--- START Given records ---

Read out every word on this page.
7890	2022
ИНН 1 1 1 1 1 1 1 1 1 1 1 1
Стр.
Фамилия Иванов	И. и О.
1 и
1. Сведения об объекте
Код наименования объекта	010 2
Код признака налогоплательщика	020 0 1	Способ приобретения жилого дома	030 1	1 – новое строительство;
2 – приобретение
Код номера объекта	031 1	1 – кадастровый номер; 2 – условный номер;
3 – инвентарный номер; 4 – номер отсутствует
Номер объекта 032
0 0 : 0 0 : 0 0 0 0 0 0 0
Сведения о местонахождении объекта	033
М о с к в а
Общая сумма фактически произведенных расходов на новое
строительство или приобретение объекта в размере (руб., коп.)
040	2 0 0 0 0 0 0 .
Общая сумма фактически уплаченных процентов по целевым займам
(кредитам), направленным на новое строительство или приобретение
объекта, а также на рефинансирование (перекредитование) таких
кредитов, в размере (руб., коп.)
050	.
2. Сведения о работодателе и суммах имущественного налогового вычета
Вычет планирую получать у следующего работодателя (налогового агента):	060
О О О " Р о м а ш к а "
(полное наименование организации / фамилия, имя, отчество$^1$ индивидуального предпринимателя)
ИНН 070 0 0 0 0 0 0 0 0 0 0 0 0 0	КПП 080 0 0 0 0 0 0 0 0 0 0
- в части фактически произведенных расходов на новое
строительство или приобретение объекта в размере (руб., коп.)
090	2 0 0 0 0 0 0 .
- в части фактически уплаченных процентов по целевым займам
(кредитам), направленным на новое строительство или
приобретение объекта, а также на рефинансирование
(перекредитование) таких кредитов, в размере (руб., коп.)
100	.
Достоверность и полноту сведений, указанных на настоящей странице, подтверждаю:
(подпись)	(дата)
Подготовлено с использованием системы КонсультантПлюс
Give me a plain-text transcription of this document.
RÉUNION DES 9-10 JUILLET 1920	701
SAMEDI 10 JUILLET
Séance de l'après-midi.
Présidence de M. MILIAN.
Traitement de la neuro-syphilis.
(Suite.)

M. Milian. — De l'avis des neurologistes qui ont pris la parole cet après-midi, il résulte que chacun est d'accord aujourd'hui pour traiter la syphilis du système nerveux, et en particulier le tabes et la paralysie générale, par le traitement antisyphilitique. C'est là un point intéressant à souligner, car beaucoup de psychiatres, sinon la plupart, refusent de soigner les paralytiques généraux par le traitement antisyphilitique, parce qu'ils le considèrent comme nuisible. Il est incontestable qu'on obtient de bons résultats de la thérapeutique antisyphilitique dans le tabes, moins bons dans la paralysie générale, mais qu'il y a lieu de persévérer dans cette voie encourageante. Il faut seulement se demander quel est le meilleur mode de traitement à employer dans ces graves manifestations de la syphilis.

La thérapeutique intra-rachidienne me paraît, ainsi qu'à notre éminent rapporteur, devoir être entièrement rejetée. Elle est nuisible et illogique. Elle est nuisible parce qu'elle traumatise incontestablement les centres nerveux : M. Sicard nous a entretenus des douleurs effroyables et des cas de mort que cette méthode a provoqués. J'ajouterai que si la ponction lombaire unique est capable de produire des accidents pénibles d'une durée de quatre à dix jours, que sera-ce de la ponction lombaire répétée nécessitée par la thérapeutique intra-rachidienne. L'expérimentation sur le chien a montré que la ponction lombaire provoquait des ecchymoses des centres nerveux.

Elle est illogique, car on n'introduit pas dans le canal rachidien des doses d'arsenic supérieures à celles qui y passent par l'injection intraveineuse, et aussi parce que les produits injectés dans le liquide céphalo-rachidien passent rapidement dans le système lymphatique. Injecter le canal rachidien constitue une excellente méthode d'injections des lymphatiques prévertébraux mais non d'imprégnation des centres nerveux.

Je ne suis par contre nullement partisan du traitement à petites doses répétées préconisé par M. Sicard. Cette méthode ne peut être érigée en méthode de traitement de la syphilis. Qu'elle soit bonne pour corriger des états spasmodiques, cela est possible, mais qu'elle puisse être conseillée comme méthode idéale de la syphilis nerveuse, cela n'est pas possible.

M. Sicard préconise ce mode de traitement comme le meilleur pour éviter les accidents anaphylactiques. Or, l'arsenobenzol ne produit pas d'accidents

--- END Given records ---

→ Task to carry out
Write out the whole listing exactly.

→ The output
Read out every word on this page.
7890	2022
ИНН 1 1 1 1 1 1 1 1 1 1 1 1
Стр.
Фамилия Иванов	И. и О.
1 и
1. Сведения об объекте
Код наименования объекта	010 2
Код признака налогоплательщика	020 0 1	Способ приобретения жилого дома	030 1	1 – новое строительство;
2 – приобретение
Код номера объекта	031 1	1 – кадастровый номер; 2 – условный номер;
3 – инвентарный номер; 4 – номер отсутствует
Номер объекта 032
0 0 : 0 0 : 0 0 0 0 0 0 0
Сведения о местонахождении объекта	033
М о с к в а
Общая сумма фактически произведенных расходов на новое
строительство или приобретение объекта в размере (руб., коп.)
040	2 0 0 0 0 0 0 .
Общая сумма фактически уплаченных процентов по целевым займам
(кредитам), направленным на новое строительство или приобретение
объекта, а также на рефинансирование (перекредитование) таких
кредитов, в размере (руб., коп.)
050	.
2. Сведения о работодателе и суммах имущественного налогового вычета
Вычет планирую получать у следующего работодателя (налогового агента):	060
О О О " Р о м а ш к а "
(полное наименование организации / фамилия, имя, отчество$^1$ индивидуального предпринимателя)
ИНН 070 0 0 0 0 0 0 0 0 0 0 0 0 0	КПП 080 0 0 0 0 0 0 0 0 0 0
- в части фактически произведенных расходов на новое
строительство или приобретение объекта в размере (руб., коп.)
090	2 0 0 0 0 0 0 .
- в части фактически уплаченных процентов по целевым займам
(кредитам), направленным на новое строительство или
приобретение объекта, а также на рефинансирование
(перекредитование) таких кредитов, в размере (руб., коп.)
100	.
Достоверность и полноту сведений, указанных на настоящей странице, подтверждаю:
(подпись)	(дата)
Подготовлено с использованием системы КонсультантПлюс
Give me a plain-text transcription of this document.
RÉUNION DES 9-10 JUILLET 1920	701
SAMEDI 10 JUILLET
Séance de l'après-midi.
Présidence de M. MILIAN.
Traitement de la neuro-syphilis.
(Suite.)

M. Milian. — De l'avis des neurologistes qui ont pris la parole cet après-midi, il résulte que chacun est d'accord aujourd'hui pour traiter la syphilis du système nerveux, et en particulier le tabes et la paralysie générale, par le traitement antisyphilitique. C'est là un point intéressant à souligner, car beaucoup de psychiatres, sinon la plupart, refusent de soigner les paralytiques généraux par le traitement antisyphilitique, parce qu'ils le considèrent comme nuisible. Il est incontestable qu'on obtient de bons résultats de la thérapeutique antisyphilitique dans le tabes, moins bons dans la paralysie générale, mais qu'il y a lieu de persévérer dans cette voie encourageante. Il faut seulement se demander quel est le meilleur mode de traitement à employer dans ces graves manifestations de la syphilis.

La thérapeutique intra-rachidienne me paraît, ainsi qu'à notre éminent rapporteur, devoir être entièrement rejetée. Elle est nuisible et illogique. Elle est nuisible parce qu'elle traumatise incontestablement les centres nerveux : M. Sicard nous a entretenus des douleurs effroyables et des cas de mort que cette méthode a provoqués. J'ajouterai que si la ponction lombaire unique est capable de produire des accidents pénibles d'une durée de quatre à dix jours, que sera-ce de la ponction lombaire répétée nécessitée par la thérapeutique intra-rachidienne. L'expérimentation sur le chien a montré que la ponction lombaire provoquait des ecchymoses des centres nerveux.

Elle est illogique, car on n'introduit pas dans le canal rachidien des doses d'arsenic supérieures à celles qui y passent par l'injection intraveineuse, et aussi parce que les produits injectés dans le liquide céphalo-rachidien passent rapidement dans le système lymphatique. Injecter le canal rachidien constitue une excellente méthode d'injections des lymphatiques prévertébraux mais non d'imprégnation des centres nerveux.

Je ne suis par contre nullement partisan du traitement à petites doses répétées préconisé par M. Sicard. Cette méthode ne peut être érigée en méthode de traitement de la syphilis. Qu'elle soit bonne pour corriger des états spasmodiques, cela est possible, mais qu'elle puisse être conseillée comme méthode idéale de la syphilis nerveuse, cela n'est pas possible.

M. Sicard préconise ce mode de traitement comme le meilleur pour éviter les accidents anaphylactiques. Or, l'arsenobenzol ne produit pas d'accidents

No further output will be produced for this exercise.